Figure dataset records
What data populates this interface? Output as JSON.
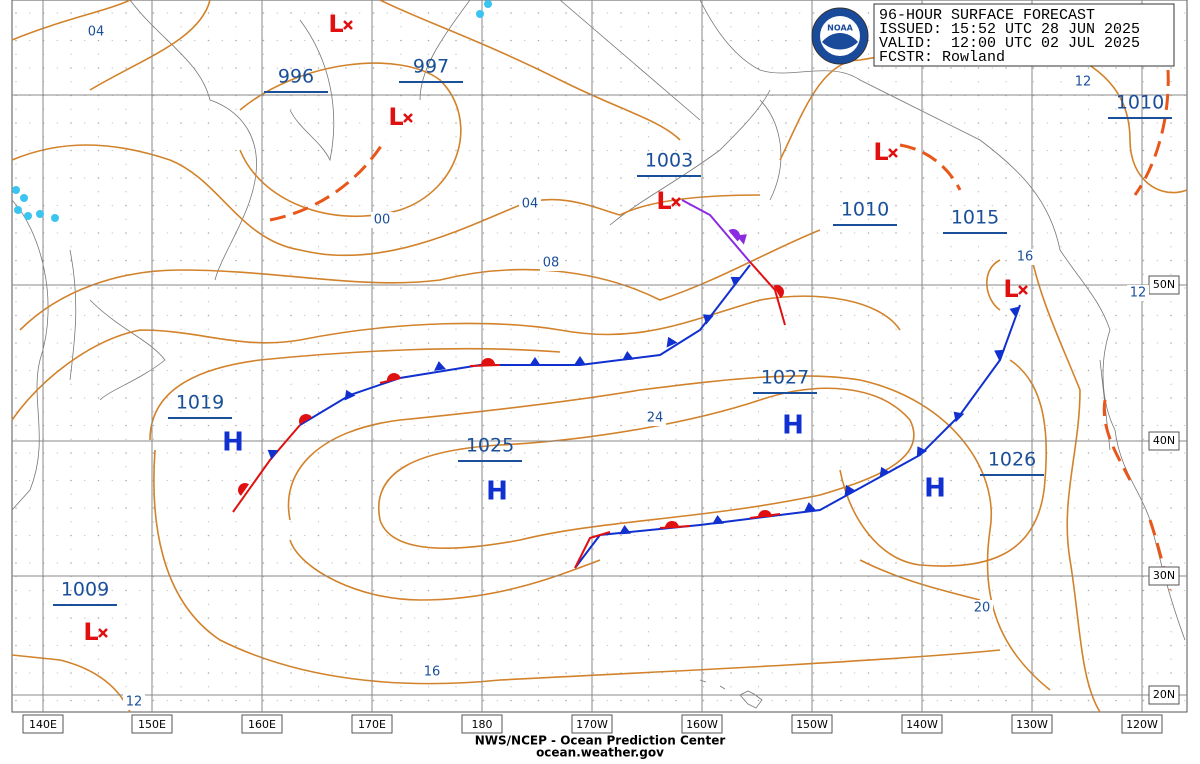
{
  "header": {
    "lines": [
      "96-HOUR SURFACE FORECAST",
      "ISSUED: 15:52 UTC 28 JUN 2025",
      "VALID:  12:00 UTC 02 JUL 2025",
      "FCSTR: Rowland"
    ]
  },
  "logo": "NOAA",
  "pressure_labels": [
    "996",
    "997",
    "1003",
    "1010",
    "1015",
    "1010",
    "1019",
    "1025",
    "1027",
    "1026",
    "1009"
  ],
  "isobar_labels": [
    "04",
    "00",
    "04",
    "08",
    "24",
    "16",
    "12",
    "20",
    "16",
    "12",
    "12"
  ],
  "highs": [
    "H",
    "H",
    "H",
    "H"
  ],
  "lows": [
    "L",
    "L",
    "L",
    "L",
    "L",
    "L"
  ],
  "longitudes": [
    "140E",
    "150E",
    "160E",
    "170E",
    "180",
    "170W",
    "160W",
    "150W",
    "140W",
    "130W",
    "120W"
  ],
  "latitudes": [
    "50N",
    "40N",
    "30N",
    "20N"
  ],
  "footer": [
    "NWS/NCEP - Ocean Prediction Center",
    "ocean.weather.gov"
  ]
}
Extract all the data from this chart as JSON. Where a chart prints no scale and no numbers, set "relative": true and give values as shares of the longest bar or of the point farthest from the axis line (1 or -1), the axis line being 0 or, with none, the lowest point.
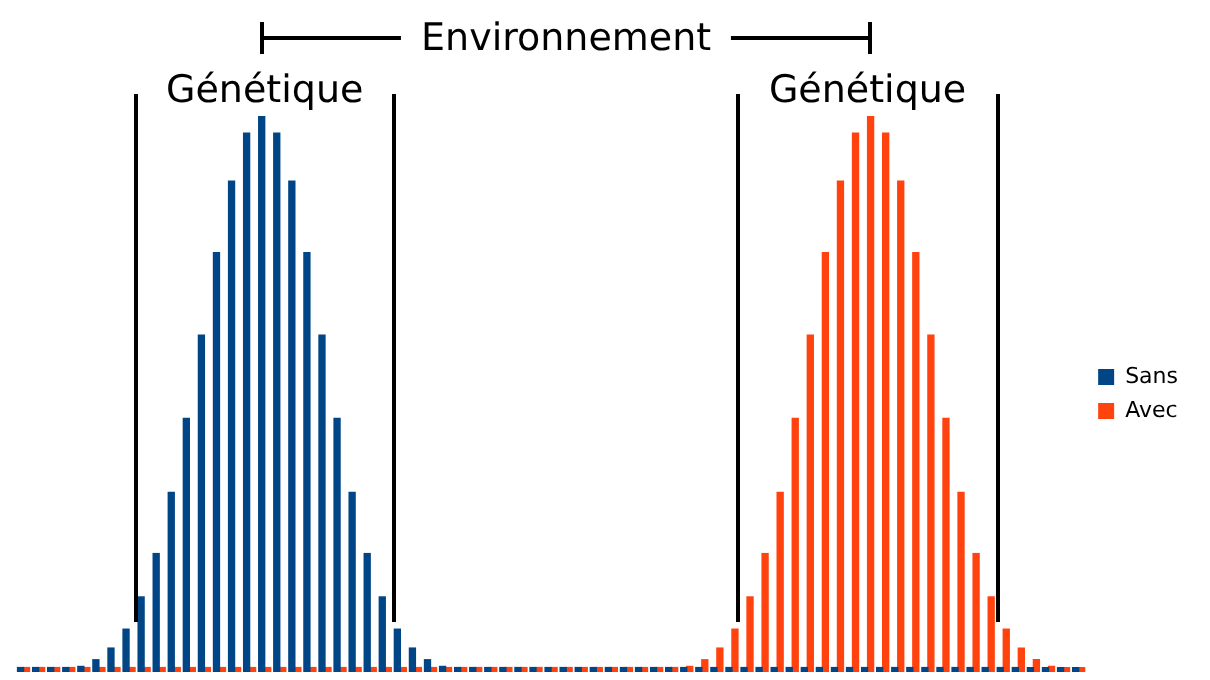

- **Set exercise**
From the listing, extract all text exactly as given and drop any picture.

- **Answer to this task**
What data populates this interface? Output as JSON.
{
  "header": {
    "lines": [
      "96-HOUR SURFACE FORECAST",
      "ISSUED: 15:52 UTC 28 JUN 2025",
      "VALID:  12:00 UTC 02 JUL 2025",
      "FCSTR: Rowland"
    ]
  },
  "logo": "NOAA",
  "pressure_labels": [
    "996",
    "997",
    "1003",
    "1010",
    "1015",
    "1010",
    "1019",
    "1025",
    "1027",
    "1026",
    "1009"
  ],
  "isobar_labels": [
    "04",
    "00",
    "04",
    "08",
    "24",
    "16",
    "12",
    "20",
    "16",
    "12",
    "12"
  ],
  "highs": [
    "H",
    "H",
    "H",
    "H"
  ],
  "lows": [
    "L",
    "L",
    "L",
    "L",
    "L",
    "L"
  ],
  "longitudes": [
    "140E",
    "150E",
    "160E",
    "170E",
    "180",
    "170W",
    "160W",
    "150W",
    "140W",
    "130W",
    "120W"
  ],
  "latitudes": [
    "50N",
    "40N",
    "30N",
    "20N"
  ],
  "footer": [
    "NWS/NCEP - Ocean Prediction Center",
    "ocean.weather.gov"
  ]
}
Extract all the data from this chart as JSON. Where a chart prints no scale and no numbers, set "relative": true and give values as shares of the longest bar or of the point farthest from the axis line (1 or -1), the axis line being 0 or, with none, the lowest point.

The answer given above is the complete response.